• [OBJECTIVE]
With the pictures left out, reproduce exactly the lines running from the line with "Transcribe the text in this document." to the last line of the material below.

---------- PROVIDED RECORDS ----------

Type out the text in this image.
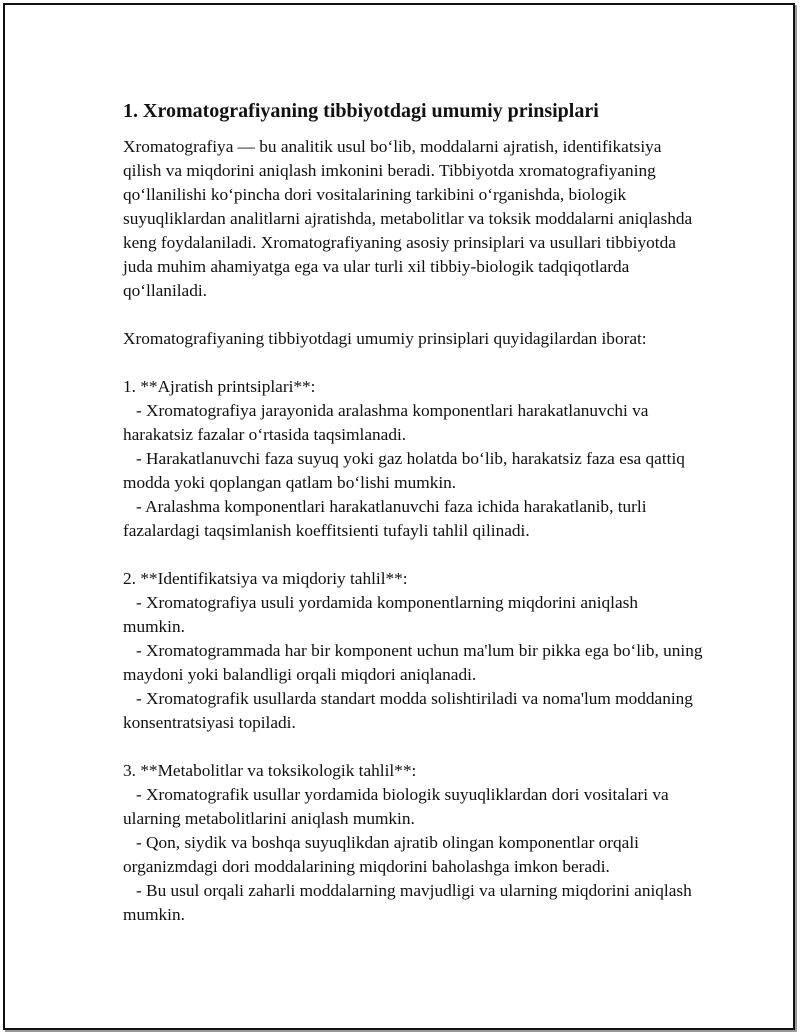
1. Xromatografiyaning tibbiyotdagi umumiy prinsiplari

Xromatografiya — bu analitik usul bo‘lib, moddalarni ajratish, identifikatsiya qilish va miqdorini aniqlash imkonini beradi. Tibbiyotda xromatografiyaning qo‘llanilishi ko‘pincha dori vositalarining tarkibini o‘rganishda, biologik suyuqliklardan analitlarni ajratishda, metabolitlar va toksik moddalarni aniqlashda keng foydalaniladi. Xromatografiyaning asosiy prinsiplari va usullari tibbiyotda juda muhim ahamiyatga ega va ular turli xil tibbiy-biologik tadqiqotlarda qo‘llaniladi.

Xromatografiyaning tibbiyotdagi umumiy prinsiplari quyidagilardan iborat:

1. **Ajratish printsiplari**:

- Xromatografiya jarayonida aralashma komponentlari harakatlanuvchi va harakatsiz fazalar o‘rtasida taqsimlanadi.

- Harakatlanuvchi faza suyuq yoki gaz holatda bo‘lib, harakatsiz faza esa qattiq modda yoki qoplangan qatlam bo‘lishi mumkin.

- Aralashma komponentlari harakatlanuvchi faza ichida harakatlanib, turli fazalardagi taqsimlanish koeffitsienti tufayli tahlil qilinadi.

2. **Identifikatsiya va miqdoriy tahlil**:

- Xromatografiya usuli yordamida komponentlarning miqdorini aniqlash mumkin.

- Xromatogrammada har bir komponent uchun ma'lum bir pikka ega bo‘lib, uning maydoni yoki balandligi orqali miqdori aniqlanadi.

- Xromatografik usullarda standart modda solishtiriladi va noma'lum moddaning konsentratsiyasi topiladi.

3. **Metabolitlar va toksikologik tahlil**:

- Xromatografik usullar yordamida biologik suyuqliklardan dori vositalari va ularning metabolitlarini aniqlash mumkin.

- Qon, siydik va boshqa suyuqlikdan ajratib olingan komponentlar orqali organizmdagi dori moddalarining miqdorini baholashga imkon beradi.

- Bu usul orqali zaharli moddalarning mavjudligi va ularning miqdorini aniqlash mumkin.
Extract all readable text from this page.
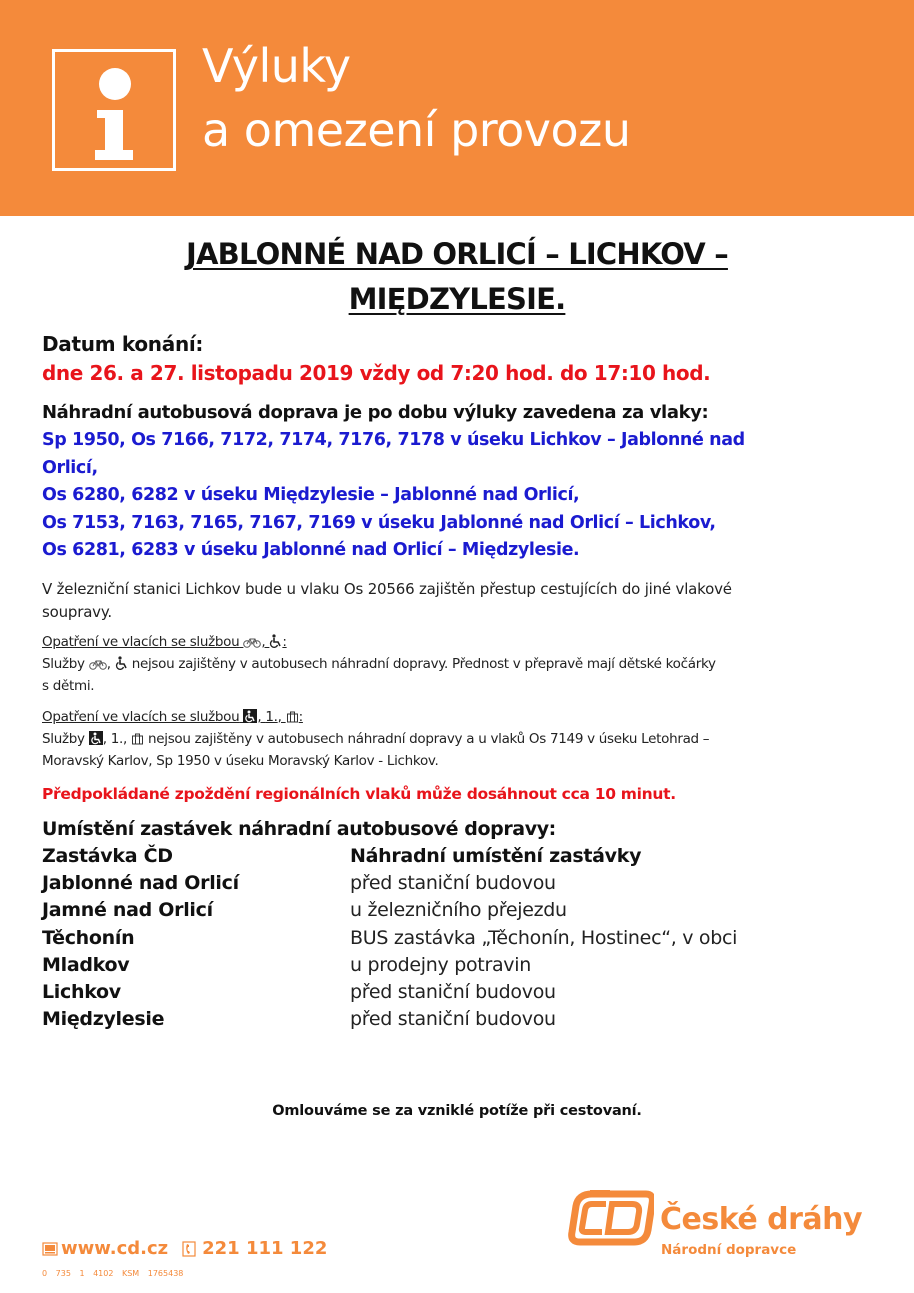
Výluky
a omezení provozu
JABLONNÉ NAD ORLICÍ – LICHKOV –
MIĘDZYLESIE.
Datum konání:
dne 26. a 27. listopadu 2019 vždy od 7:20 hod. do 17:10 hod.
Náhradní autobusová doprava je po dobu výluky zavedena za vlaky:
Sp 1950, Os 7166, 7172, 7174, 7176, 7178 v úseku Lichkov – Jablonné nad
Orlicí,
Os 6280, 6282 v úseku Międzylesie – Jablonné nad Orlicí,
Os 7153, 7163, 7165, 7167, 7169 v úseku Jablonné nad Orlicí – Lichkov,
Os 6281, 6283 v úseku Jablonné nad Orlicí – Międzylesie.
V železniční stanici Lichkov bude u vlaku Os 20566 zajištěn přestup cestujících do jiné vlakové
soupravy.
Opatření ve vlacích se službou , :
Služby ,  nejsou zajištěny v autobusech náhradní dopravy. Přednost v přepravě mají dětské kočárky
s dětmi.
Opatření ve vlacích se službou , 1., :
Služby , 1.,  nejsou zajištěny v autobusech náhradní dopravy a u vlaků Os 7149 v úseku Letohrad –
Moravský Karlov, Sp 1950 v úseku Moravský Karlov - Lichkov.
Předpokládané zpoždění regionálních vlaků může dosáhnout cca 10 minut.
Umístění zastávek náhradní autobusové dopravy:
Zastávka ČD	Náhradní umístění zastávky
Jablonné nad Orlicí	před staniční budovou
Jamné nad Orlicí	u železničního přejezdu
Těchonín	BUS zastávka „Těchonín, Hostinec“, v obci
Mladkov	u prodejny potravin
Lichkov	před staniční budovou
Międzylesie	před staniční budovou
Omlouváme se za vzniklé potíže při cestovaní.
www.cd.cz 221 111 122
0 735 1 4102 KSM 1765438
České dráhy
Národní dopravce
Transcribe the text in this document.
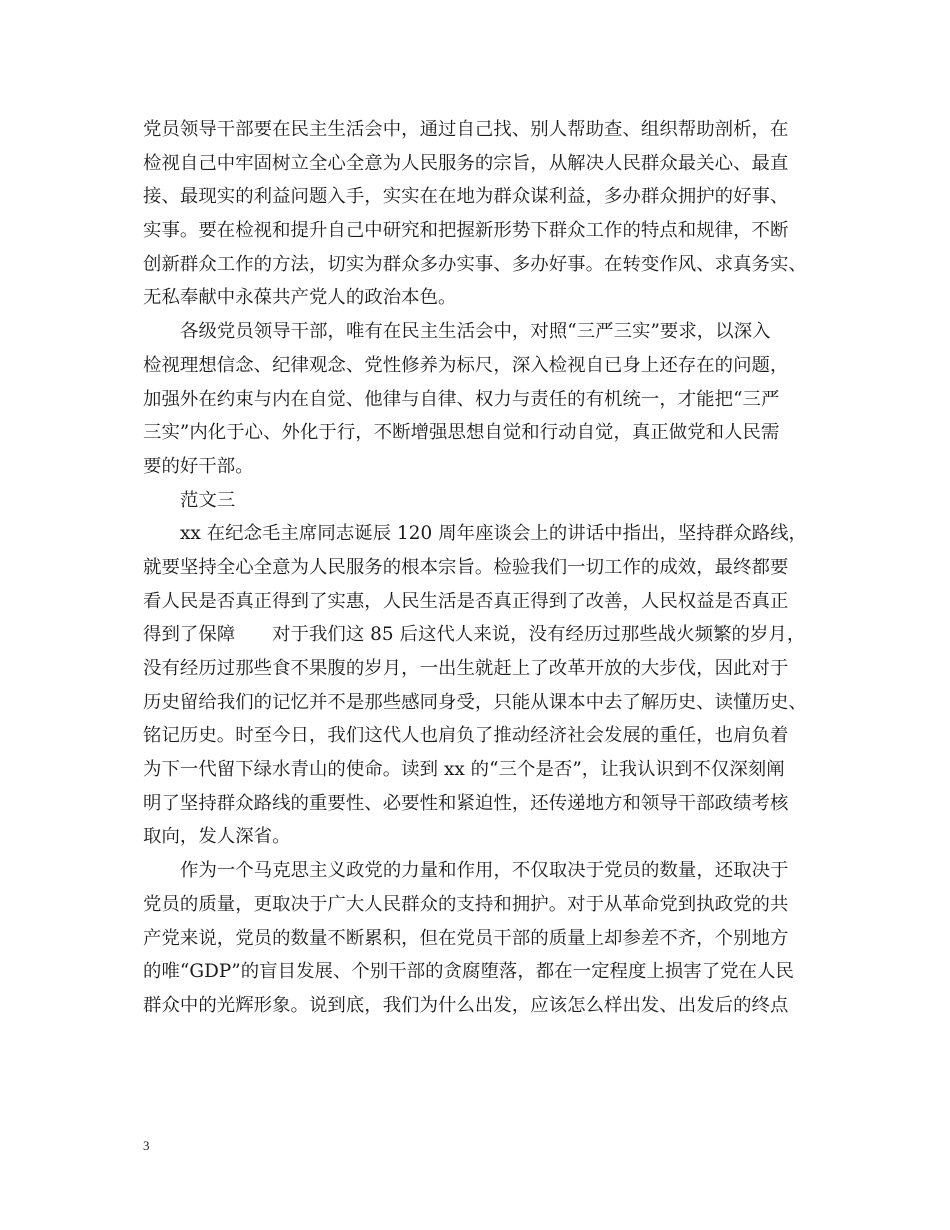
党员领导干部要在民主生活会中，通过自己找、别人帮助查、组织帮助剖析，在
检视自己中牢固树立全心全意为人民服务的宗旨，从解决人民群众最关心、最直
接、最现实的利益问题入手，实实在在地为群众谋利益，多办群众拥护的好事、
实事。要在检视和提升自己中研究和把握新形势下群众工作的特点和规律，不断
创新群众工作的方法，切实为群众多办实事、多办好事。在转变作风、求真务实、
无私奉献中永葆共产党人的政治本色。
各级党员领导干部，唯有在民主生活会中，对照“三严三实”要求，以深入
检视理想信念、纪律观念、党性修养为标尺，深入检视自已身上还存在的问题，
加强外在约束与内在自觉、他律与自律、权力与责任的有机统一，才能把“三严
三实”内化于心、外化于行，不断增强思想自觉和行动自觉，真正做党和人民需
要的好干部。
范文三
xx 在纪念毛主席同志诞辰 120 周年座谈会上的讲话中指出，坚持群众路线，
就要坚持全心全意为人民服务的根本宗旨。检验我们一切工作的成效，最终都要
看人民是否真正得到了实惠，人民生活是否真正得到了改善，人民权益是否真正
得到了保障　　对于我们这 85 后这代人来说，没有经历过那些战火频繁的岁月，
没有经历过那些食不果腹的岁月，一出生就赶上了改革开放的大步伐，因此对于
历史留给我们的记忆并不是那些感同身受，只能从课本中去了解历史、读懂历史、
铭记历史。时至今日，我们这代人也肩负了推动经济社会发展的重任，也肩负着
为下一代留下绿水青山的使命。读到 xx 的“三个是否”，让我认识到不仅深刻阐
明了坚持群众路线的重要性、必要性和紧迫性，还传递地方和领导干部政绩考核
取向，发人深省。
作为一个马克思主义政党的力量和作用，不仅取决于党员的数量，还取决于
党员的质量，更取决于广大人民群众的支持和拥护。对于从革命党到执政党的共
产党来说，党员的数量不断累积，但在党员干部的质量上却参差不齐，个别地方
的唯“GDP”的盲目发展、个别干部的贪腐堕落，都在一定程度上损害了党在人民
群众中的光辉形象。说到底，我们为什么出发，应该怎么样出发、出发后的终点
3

----------

• [EXERCISE RESPONSE]
Transcribe the text in this document.
党员领导干部要在民主生活会中，通过自己找、别人帮助查、组织帮助剖析，在
检视自己中牢固树立全心全意为人民服务的宗旨，从解决人民群众最关心、最直
接、最现实的利益问题入手，实实在在地为群众谋利益，多办群众拥护的好事、
实事。要在检视和提升自己中研究和把握新形势下群众工作的特点和规律，不断
创新群众工作的方法，切实为群众多办实事、多办好事。在转变作风、求真务实、
无私奉献中永葆共产党人的政治本色。
各级党员领导干部，唯有在民主生活会中，对照“三严三实”要求，以深入
检视理想信念、纪律观念、党性修养为标尺，深入检视自已身上还存在的问题，
加强外在约束与内在自觉、他律与自律、权力与责任的有机统一，才能把“三严
三实”内化于心、外化于行，不断增强思想自觉和行动自觉，真正做党和人民需
要的好干部。
范文三
xx 在纪念毛主席同志诞辰 120 周年座谈会上的讲话中指出，坚持群众路线，
就要坚持全心全意为人民服务的根本宗旨。检验我们一切工作的成效，最终都要
看人民是否真正得到了实惠，人民生活是否真正得到了改善，人民权益是否真正
得到了保障　　对于我们这 85 后这代人来说，没有经历过那些战火频繁的岁月，
没有经历过那些食不果腹的岁月，一出生就赶上了改革开放的大步伐，因此对于
历史留给我们的记忆并不是那些感同身受，只能从课本中去了解历史、读懂历史、
铭记历史。时至今日，我们这代人也肩负了推动经济社会发展的重任，也肩负着
为下一代留下绿水青山的使命。读到 xx 的“三个是否”，让我认识到不仅深刻阐
明了坚持群众路线的重要性、必要性和紧迫性，还传递地方和领导干部政绩考核
取向，发人深省。
作为一个马克思主义政党的力量和作用，不仅取决于党员的数量，还取决于
党员的质量，更取决于广大人民群众的支持和拥护。对于从革命党到执政党的共
产党来说，党员的数量不断累积，但在党员干部的质量上却参差不齐，个别地方
的唯“GDP”的盲目发展、个别干部的贪腐堕落，都在一定程度上损害了党在人民
群众中的光辉形象。说到底，我们为什么出发，应该怎么样出发、出发后的终点
3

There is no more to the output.